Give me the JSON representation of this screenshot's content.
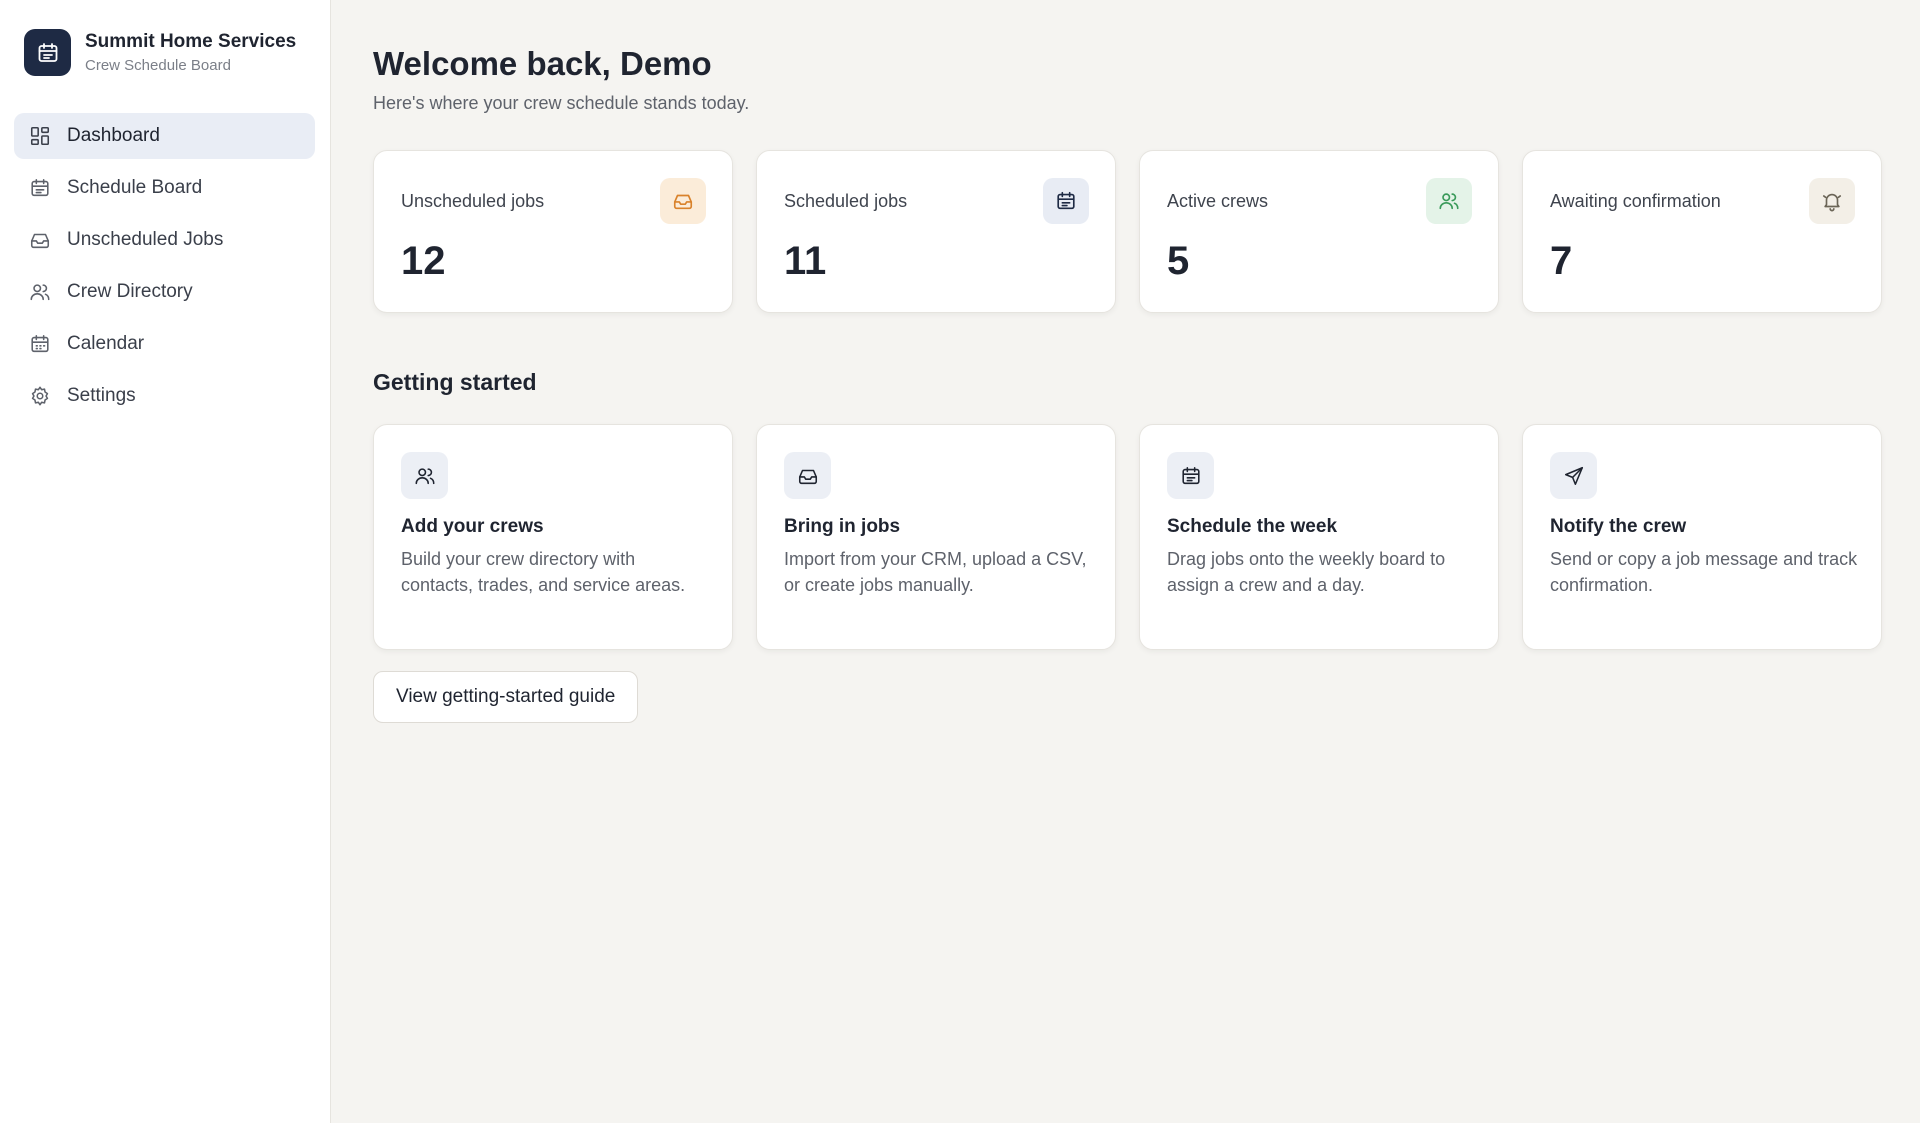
{
  "brand": {
    "name": "Summit Home Services",
    "subtitle": "Crew Schedule Board",
    "logo_icon": "calendar-icon"
  },
  "sidebar": {
    "items": [
      {
        "label": "Dashboard",
        "icon": "dashboard-icon",
        "active": true
      },
      {
        "label": "Schedule Board",
        "icon": "calendar-icon",
        "active": false
      },
      {
        "label": "Unscheduled Jobs",
        "icon": "inbox-icon",
        "active": false
      },
      {
        "label": "Crew Directory",
        "icon": "users-icon",
        "active": false
      },
      {
        "label": "Calendar",
        "icon": "calendar-icon",
        "active": false
      },
      {
        "label": "Settings",
        "icon": "gear-icon",
        "active": false
      }
    ]
  },
  "header": {
    "title": "Welcome back, Demo",
    "subtitle": "Here's where your crew schedule stands today."
  },
  "stats": [
    {
      "label": "Unscheduled jobs",
      "value": "12",
      "icon": "inbox-icon",
      "icon_bg": "#fbecd9",
      "icon_color": "#d9822b"
    },
    {
      "label": "Scheduled jobs",
      "value": "11",
      "icon": "calendar-icon",
      "icon_bg": "#e8ecf4",
      "icon_color": "#1e2a44"
    },
    {
      "label": "Active crews",
      "value": "5",
      "icon": "users-icon",
      "icon_bg": "#e4f3e8",
      "icon_color": "#3a9a5a"
    },
    {
      "label": "Awaiting confirmation",
      "value": "7",
      "icon": "bell-icon",
      "icon_bg": "#f3efe7",
      "icon_color": "#6b6557"
    }
  ],
  "getting_started": {
    "title": "Getting started",
    "cards": [
      {
        "title": "Add your crews",
        "description": "Build your crew directory with contacts, trades, and service areas.",
        "icon": "users-icon"
      },
      {
        "title": "Bring in jobs",
        "description": "Import from your CRM, upload a CSV, or create jobs manually.",
        "icon": "inbox-icon"
      },
      {
        "title": "Schedule the week",
        "description": "Drag jobs onto the weekly board to assign a crew and a day.",
        "icon": "calendar-icon"
      },
      {
        "title": "Notify the crew",
        "description": "Send or copy a job message and track confirmation.",
        "icon": "send-icon"
      }
    ],
    "button_label": "View getting-started guide"
  },
  "colors": {
    "brand": "#1e2a44",
    "active_nav_bg": "#e9edf5",
    "page_bg": "#f5f4f1"
  }
}
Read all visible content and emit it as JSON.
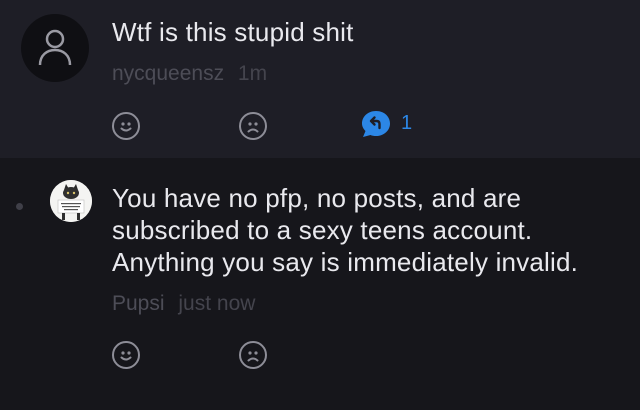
{
  "comments": [
    {
      "text": "Wtf is this stupid shit",
      "author": "nycqueensz",
      "time": "1m",
      "reply_count": "1",
      "avatar_icon": "default-user-icon"
    },
    {
      "text": "You have no pfp, no posts, and are subscribed to a sexy teens account. Anything you say is immediately invalid.",
      "author": "Pupsi",
      "time": "just now",
      "avatar_icon": "cat-photo-avatar"
    }
  ],
  "colors": {
    "accent": "#2c87e6",
    "text": "#e9e9ee",
    "meta": "#4d4d57",
    "icon": "#8d8d97"
  }
}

> Instructions to follow: Leave out the pictures, and extract exactly the lines from the one with "Read all visible content and emit it as JSON." through the end of the records, both ends included.

> Written answer:
Read all visible content and emit it as JSON.
{
  "comments": [
    {
      "text": "Wtf is this stupid shit",
      "author": "nycqueensz",
      "time": "1m",
      "reply_count": "1",
      "avatar_icon": "default-user-icon"
    },
    {
      "text": "You have no pfp, no posts, and are subscribed to a sexy teens account. Anything you say is immediately invalid.",
      "author": "Pupsi",
      "time": "just now",
      "avatar_icon": "cat-photo-avatar"
    }
  ],
  "colors": {
    "accent": "#2c87e6",
    "text": "#e9e9ee",
    "meta": "#4d4d57",
    "icon": "#8d8d97"
  }
}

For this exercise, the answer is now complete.